▶ [Dataset entries on figures]
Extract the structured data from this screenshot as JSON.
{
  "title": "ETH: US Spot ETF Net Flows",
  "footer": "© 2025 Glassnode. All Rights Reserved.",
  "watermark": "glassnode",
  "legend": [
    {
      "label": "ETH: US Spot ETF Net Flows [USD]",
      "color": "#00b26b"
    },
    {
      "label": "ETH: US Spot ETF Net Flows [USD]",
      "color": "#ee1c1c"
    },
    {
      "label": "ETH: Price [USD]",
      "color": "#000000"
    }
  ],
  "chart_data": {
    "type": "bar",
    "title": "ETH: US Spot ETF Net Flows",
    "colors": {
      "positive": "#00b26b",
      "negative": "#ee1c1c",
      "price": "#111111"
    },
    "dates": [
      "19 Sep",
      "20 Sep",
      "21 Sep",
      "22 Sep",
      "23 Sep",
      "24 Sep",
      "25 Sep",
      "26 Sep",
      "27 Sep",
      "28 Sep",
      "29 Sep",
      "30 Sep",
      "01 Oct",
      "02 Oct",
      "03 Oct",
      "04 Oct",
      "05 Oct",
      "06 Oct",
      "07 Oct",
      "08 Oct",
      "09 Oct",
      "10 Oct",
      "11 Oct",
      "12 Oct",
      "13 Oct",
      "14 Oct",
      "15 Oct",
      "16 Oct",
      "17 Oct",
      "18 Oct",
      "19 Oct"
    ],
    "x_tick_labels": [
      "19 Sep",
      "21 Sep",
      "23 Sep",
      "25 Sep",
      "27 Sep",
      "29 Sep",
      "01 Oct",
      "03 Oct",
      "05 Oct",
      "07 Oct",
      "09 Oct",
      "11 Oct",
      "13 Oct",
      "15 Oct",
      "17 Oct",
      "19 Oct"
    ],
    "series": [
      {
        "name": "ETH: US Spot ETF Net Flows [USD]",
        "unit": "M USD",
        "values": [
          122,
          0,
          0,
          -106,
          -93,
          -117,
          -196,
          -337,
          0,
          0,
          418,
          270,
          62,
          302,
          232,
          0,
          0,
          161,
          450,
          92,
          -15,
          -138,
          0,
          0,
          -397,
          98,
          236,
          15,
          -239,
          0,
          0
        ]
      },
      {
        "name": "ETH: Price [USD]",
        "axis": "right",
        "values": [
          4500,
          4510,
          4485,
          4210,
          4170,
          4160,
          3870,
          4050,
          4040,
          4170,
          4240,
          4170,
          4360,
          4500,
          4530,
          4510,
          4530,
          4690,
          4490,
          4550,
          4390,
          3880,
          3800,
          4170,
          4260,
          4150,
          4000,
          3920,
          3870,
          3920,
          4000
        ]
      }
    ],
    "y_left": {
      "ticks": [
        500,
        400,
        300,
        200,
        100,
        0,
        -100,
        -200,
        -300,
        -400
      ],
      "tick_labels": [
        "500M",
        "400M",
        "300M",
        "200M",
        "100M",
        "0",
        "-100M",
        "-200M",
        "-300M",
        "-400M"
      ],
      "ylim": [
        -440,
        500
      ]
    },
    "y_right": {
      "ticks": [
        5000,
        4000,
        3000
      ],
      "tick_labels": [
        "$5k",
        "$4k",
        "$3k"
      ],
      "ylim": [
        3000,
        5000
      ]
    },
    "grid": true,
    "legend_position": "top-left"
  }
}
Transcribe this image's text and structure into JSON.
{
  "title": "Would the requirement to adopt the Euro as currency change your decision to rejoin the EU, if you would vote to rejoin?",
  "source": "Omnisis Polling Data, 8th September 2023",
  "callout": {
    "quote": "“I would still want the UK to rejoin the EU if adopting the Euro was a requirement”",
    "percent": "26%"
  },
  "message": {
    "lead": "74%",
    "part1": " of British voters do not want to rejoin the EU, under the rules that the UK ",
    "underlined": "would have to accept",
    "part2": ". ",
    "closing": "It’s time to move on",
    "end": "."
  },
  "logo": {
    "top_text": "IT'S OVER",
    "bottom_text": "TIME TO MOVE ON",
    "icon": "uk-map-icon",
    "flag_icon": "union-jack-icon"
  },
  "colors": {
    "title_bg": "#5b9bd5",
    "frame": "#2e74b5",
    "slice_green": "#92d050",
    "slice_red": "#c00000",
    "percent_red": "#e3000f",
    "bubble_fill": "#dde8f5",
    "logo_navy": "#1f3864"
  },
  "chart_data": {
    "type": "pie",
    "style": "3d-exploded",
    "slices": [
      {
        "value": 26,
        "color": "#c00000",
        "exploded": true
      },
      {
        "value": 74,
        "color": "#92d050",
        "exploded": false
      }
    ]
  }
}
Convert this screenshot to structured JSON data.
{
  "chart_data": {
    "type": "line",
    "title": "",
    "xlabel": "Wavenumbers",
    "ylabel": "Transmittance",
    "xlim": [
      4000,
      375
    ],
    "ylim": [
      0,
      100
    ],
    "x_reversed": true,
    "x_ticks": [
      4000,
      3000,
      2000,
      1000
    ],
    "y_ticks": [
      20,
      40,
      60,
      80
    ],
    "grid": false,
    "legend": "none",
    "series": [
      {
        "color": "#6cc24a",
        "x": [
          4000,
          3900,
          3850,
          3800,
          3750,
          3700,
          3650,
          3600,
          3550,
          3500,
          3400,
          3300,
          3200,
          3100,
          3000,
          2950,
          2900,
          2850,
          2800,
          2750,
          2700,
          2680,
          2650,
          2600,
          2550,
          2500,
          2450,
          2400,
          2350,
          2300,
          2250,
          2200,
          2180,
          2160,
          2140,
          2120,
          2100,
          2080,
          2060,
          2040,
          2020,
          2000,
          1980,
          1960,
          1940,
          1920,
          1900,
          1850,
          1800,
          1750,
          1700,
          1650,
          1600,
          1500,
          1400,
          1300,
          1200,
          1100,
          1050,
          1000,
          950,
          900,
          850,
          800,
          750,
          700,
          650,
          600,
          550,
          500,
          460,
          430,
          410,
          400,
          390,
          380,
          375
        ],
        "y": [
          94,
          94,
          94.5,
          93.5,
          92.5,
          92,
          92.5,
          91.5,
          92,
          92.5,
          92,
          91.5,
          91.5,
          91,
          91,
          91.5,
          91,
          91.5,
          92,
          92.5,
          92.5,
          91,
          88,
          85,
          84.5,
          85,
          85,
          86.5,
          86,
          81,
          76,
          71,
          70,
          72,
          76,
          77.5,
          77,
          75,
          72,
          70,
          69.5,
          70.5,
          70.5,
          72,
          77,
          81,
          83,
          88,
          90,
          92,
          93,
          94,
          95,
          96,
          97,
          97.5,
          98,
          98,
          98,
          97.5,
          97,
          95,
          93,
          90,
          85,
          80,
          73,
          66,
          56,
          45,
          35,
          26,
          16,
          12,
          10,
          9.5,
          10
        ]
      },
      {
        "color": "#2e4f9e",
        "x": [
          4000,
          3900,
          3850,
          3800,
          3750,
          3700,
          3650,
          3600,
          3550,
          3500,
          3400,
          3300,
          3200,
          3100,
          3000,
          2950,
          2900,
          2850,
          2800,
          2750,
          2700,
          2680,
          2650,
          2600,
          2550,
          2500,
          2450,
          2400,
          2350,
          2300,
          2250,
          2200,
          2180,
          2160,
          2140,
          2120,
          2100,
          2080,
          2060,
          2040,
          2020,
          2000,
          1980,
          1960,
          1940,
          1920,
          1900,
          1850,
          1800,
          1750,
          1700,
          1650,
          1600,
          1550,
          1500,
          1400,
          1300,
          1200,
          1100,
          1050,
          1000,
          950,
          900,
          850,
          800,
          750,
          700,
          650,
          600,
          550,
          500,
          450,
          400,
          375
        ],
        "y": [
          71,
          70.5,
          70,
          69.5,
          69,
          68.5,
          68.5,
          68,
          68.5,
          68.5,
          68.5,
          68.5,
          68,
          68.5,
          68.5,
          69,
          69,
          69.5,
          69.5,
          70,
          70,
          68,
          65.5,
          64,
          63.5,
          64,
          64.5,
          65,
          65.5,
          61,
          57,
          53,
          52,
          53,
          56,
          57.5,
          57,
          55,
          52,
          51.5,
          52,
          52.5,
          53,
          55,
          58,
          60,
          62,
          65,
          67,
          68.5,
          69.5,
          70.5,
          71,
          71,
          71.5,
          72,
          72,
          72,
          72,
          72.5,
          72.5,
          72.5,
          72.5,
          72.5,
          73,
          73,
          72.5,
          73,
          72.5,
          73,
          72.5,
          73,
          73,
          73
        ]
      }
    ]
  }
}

▶ [Brief] Write down every line of the data above that includes the string "rejoin".

▶ [Output below]
  "title": "Would the requirement to adopt the Euro as currency change your decision to rejoin the EU, if you would vote to rejoin?",
    "quote": "“I would still want the UK to rejoin the EU if adopting the Euro was a requirement”",
    "part1": " of British voters do not want to rejoin the EU, under the rules that the UK ",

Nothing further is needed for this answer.